» **DATA SHOWN**
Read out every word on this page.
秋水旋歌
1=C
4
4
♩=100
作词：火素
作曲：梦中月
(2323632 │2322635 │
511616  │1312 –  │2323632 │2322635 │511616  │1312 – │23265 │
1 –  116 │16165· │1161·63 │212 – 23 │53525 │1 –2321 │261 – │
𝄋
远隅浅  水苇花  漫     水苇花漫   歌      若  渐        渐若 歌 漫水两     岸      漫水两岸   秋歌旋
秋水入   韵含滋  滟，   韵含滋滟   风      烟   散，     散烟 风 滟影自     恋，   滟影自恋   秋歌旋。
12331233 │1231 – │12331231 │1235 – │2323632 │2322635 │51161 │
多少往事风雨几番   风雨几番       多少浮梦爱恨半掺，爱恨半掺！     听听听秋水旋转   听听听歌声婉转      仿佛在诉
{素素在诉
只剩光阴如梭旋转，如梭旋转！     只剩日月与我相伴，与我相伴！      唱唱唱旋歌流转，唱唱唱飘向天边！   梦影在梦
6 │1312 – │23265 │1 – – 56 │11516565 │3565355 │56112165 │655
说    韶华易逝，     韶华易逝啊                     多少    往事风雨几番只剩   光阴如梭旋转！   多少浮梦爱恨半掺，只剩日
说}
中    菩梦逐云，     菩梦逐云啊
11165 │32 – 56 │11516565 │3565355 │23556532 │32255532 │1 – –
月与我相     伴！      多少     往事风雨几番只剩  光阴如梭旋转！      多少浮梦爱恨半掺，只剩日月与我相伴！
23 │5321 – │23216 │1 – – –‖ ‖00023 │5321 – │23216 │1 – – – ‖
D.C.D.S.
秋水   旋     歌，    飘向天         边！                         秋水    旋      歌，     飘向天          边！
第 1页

» **WORK TO DO**
Every line above should be printed again exactly as it stands.

» **WORKED SOLUTION**
Read out every word on this page.
秋水旋歌
1=C
4
4
♩=100
作词：火素
作曲：梦中月
(2323632 │2322635 │
511616  │1312 –  │2323632 │2322635 │511616  │1312 – │23265 │
1 –  116 │16165· │1161·63 │212 – 23 │53525 │1 –2321 │261 – │
𝄋
远隅浅  水苇花  漫     水苇花漫   歌      若  渐        渐若 歌 漫水两     岸      漫水两岸   秋歌旋
秋水入   韵含滋  滟，   韵含滋滟   风      烟   散，     散烟 风 滟影自     恋，   滟影自恋   秋歌旋。
12331233 │1231 – │12331231 │1235 – │2323632 │2322635 │51161 │
多少往事风雨几番   风雨几番       多少浮梦爱恨半掺，爱恨半掺！     听听听秋水旋转   听听听歌声婉转      仿佛在诉
{素素在诉
只剩光阴如梭旋转，如梭旋转！     只剩日月与我相伴，与我相伴！      唱唱唱旋歌流转，唱唱唱飘向天边！   梦影在梦
6 │1312 – │23265 │1 – – 56 │11516565 │3565355 │56112165 │655
说    韶华易逝，     韶华易逝啊                     多少    往事风雨几番只剩   光阴如梭旋转！   多少浮梦爱恨半掺，只剩日
说}
中    菩梦逐云，     菩梦逐云啊
11165 │32 – 56 │11516565 │3565355 │23556532 │32255532 │1 – –
月与我相     伴！      多少     往事风雨几番只剩  光阴如梭旋转！      多少浮梦爱恨半掺，只剩日月与我相伴！
23 │5321 – │23216 │1 – – –‖ ‖00023 │5321 – │23216 │1 – – – ‖
D.C.D.S.
秋水   旋     歌，    飘向天         边！                         秋水    旋      歌，     飘向天          边！
第 1页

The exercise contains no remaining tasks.